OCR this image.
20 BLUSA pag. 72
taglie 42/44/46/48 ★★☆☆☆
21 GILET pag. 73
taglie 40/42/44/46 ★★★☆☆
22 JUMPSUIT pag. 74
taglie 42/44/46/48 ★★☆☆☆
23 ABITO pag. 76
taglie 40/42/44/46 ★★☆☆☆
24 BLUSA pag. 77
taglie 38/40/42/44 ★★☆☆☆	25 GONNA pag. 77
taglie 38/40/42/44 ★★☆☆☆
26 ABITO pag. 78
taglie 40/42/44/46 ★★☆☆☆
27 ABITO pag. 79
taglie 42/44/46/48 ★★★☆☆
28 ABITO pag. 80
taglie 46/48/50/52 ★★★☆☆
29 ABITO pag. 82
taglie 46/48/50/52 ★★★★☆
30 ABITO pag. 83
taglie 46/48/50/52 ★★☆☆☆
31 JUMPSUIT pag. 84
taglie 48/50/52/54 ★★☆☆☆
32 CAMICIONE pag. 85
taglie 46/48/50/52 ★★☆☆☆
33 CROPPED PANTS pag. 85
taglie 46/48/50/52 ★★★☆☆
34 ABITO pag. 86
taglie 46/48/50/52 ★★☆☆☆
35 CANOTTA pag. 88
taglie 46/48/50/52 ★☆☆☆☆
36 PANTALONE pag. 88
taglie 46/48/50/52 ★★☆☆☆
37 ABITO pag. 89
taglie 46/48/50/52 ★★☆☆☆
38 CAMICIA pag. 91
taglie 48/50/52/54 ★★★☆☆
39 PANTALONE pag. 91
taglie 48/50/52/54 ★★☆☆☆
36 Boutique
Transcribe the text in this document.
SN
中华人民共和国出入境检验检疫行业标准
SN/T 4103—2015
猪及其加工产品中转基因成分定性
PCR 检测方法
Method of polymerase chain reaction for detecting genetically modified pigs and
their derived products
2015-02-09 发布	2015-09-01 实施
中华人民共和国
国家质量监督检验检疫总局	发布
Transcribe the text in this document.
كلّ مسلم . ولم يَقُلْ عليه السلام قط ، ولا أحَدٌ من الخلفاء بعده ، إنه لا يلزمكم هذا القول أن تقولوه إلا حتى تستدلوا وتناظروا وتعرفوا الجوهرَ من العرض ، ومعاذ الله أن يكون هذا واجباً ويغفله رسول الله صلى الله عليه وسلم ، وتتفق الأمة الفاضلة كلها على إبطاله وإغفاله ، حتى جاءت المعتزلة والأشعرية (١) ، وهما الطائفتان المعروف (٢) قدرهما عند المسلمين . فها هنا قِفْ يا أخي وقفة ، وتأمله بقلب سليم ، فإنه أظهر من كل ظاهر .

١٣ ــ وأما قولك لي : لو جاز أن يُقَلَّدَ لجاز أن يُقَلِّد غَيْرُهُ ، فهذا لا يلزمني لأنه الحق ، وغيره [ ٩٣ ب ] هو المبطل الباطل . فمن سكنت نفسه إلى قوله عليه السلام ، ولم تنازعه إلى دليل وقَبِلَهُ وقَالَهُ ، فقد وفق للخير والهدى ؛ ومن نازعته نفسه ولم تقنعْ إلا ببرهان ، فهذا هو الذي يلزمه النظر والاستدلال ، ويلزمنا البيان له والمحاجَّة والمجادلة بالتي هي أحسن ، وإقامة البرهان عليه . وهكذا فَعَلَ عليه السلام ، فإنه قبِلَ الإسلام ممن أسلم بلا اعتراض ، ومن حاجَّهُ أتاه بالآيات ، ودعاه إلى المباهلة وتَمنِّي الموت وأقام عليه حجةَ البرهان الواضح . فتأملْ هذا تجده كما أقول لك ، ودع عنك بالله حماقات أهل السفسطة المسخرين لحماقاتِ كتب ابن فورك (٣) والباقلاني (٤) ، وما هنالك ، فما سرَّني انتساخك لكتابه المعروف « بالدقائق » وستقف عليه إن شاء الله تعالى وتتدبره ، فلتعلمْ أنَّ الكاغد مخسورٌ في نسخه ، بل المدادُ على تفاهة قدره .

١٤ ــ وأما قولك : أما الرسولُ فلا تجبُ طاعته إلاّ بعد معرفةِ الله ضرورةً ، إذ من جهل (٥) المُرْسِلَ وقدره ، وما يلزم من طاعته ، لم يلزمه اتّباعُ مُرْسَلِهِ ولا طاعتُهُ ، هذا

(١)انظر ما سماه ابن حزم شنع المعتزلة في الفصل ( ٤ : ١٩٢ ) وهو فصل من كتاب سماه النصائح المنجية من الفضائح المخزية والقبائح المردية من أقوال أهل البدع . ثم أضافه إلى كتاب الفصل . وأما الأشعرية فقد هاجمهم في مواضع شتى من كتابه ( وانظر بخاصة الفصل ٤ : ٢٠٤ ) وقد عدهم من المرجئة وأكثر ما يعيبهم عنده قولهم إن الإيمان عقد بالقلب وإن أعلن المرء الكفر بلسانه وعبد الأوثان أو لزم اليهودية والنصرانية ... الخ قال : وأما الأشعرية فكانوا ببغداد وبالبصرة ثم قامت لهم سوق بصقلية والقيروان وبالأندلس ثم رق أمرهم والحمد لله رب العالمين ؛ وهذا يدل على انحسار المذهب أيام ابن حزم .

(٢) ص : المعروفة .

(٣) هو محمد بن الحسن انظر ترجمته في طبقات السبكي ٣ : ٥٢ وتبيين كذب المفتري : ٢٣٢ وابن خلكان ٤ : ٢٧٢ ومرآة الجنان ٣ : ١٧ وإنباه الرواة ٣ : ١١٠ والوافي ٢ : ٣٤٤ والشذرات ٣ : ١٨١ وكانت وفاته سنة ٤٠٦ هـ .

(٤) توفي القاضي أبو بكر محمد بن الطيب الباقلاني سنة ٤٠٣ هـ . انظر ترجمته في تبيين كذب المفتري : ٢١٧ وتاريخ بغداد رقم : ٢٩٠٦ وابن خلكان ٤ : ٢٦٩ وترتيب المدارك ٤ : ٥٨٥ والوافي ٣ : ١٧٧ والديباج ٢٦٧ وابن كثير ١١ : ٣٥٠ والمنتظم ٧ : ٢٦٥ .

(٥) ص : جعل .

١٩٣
-=-=-
__Written task__. All of the entries above must be quoted exactly.

__Result__.
OCR this image.
20 BLUSA pag. 72
taglie 42/44/46/48 ★★☆☆☆
21 GILET pag. 73
taglie 40/42/44/46 ★★★☆☆
22 JUMPSUIT pag. 74
taglie 42/44/46/48 ★★☆☆☆
23 ABITO pag. 76
taglie 40/42/44/46 ★★☆☆☆
24 BLUSA pag. 77
taglie 38/40/42/44 ★★☆☆☆	25 GONNA pag. 77
taglie 38/40/42/44 ★★☆☆☆
26 ABITO pag. 78
taglie 40/42/44/46 ★★☆☆☆
27 ABITO pag. 79
taglie 42/44/46/48 ★★★☆☆
28 ABITO pag. 80
taglie 46/48/50/52 ★★★☆☆
29 ABITO pag. 82
taglie 46/48/50/52 ★★★★☆
30 ABITO pag. 83
taglie 46/48/50/52 ★★☆☆☆
31 JUMPSUIT pag. 84
taglie 48/50/52/54 ★★☆☆☆
32 CAMICIONE pag. 85
taglie 46/48/50/52 ★★☆☆☆
33 CROPPED PANTS pag. 85
taglie 46/48/50/52 ★★★☆☆
34 ABITO pag. 86
taglie 46/48/50/52 ★★☆☆☆
35 CANOTTA pag. 88
taglie 46/48/50/52 ★☆☆☆☆
36 PANTALONE pag. 88
taglie 46/48/50/52 ★★☆☆☆
37 ABITO pag. 89
taglie 46/48/50/52 ★★☆☆☆
38 CAMICIA pag. 91
taglie 48/50/52/54 ★★★☆☆
39 PANTALONE pag. 91
taglie 48/50/52/54 ★★☆☆☆
36 Boutique
Transcribe the text in this document.
SN
中华人民共和国出入境检验检疫行业标准
SN/T 4103—2015
猪及其加工产品中转基因成分定性
PCR 检测方法
Method of polymerase chain reaction for detecting genetically modified pigs and
their derived products
2015-02-09 发布	2015-09-01 实施
中华人民共和国
国家质量监督检验检疫总局	发布
Transcribe the text in this document.
كلّ مسلم . ولم يَقُلْ عليه السلام قط ، ولا أحَدٌ من الخلفاء بعده ، إنه لا يلزمكم هذا القول أن تقولوه إلا حتى تستدلوا وتناظروا وتعرفوا الجوهرَ من العرض ، ومعاذ الله أن يكون هذا واجباً ويغفله رسول الله صلى الله عليه وسلم ، وتتفق الأمة الفاضلة كلها على إبطاله وإغفاله ، حتى جاءت المعتزلة والأشعرية (١) ، وهما الطائفتان المعروف (٢) قدرهما عند المسلمين . فها هنا قِفْ يا أخي وقفة ، وتأمله بقلب سليم ، فإنه أظهر من كل ظاهر .

١٣ ــ وأما قولك لي : لو جاز أن يُقَلَّدَ لجاز أن يُقَلِّد غَيْرُهُ ، فهذا لا يلزمني لأنه الحق ، وغيره [ ٩٣ ب ] هو المبطل الباطل . فمن سكنت نفسه إلى قوله عليه السلام ، ولم تنازعه إلى دليل وقَبِلَهُ وقَالَهُ ، فقد وفق للخير والهدى ؛ ومن نازعته نفسه ولم تقنعْ إلا ببرهان ، فهذا هو الذي يلزمه النظر والاستدلال ، ويلزمنا البيان له والمحاجَّة والمجادلة بالتي هي أحسن ، وإقامة البرهان عليه . وهكذا فَعَلَ عليه السلام ، فإنه قبِلَ الإسلام ممن أسلم بلا اعتراض ، ومن حاجَّهُ أتاه بالآيات ، ودعاه إلى المباهلة وتَمنِّي الموت وأقام عليه حجةَ البرهان الواضح . فتأملْ هذا تجده كما أقول لك ، ودع عنك بالله حماقات أهل السفسطة المسخرين لحماقاتِ كتب ابن فورك (٣) والباقلاني (٤) ، وما هنالك ، فما سرَّني انتساخك لكتابه المعروف « بالدقائق » وستقف عليه إن شاء الله تعالى وتتدبره ، فلتعلمْ أنَّ الكاغد مخسورٌ في نسخه ، بل المدادُ على تفاهة قدره .

١٤ ــ وأما قولك : أما الرسولُ فلا تجبُ طاعته إلاّ بعد معرفةِ الله ضرورةً ، إذ من جهل (٥) المُرْسِلَ وقدره ، وما يلزم من طاعته ، لم يلزمه اتّباعُ مُرْسَلِهِ ولا طاعتُهُ ، هذا

(١)انظر ما سماه ابن حزم شنع المعتزلة في الفصل ( ٤ : ١٩٢ ) وهو فصل من كتاب سماه النصائح المنجية من الفضائح المخزية والقبائح المردية من أقوال أهل البدع . ثم أضافه إلى كتاب الفصل . وأما الأشعرية فقد هاجمهم في مواضع شتى من كتابه ( وانظر بخاصة الفصل ٤ : ٢٠٤ ) وقد عدهم من المرجئة وأكثر ما يعيبهم عنده قولهم إن الإيمان عقد بالقلب وإن أعلن المرء الكفر بلسانه وعبد الأوثان أو لزم اليهودية والنصرانية ... الخ قال : وأما الأشعرية فكانوا ببغداد وبالبصرة ثم قامت لهم سوق بصقلية والقيروان وبالأندلس ثم رق أمرهم والحمد لله رب العالمين ؛ وهذا يدل على انحسار المذهب أيام ابن حزم .

(٢) ص : المعروفة .

(٣) هو محمد بن الحسن انظر ترجمته في طبقات السبكي ٣ : ٥٢ وتبيين كذب المفتري : ٢٣٢ وابن خلكان ٤ : ٢٧٢ ومرآة الجنان ٣ : ١٧ وإنباه الرواة ٣ : ١١٠ والوافي ٢ : ٣٤٤ والشذرات ٣ : ١٨١ وكانت وفاته سنة ٤٠٦ هـ .

(٤) توفي القاضي أبو بكر محمد بن الطيب الباقلاني سنة ٤٠٣ هـ . انظر ترجمته في تبيين كذب المفتري : ٢١٧ وتاريخ بغداد رقم : ٢٩٠٦ وابن خلكان ٤ : ٢٦٩ وترتيب المدارك ٤ : ٥٨٥ والوافي ٣ : ١٧٧ والديباج ٢٦٧ وابن كثير ١١ : ٣٥٠ والمنتظم ٧ : ٢٦٥ .

(٥) ص : جعل .

١٩٣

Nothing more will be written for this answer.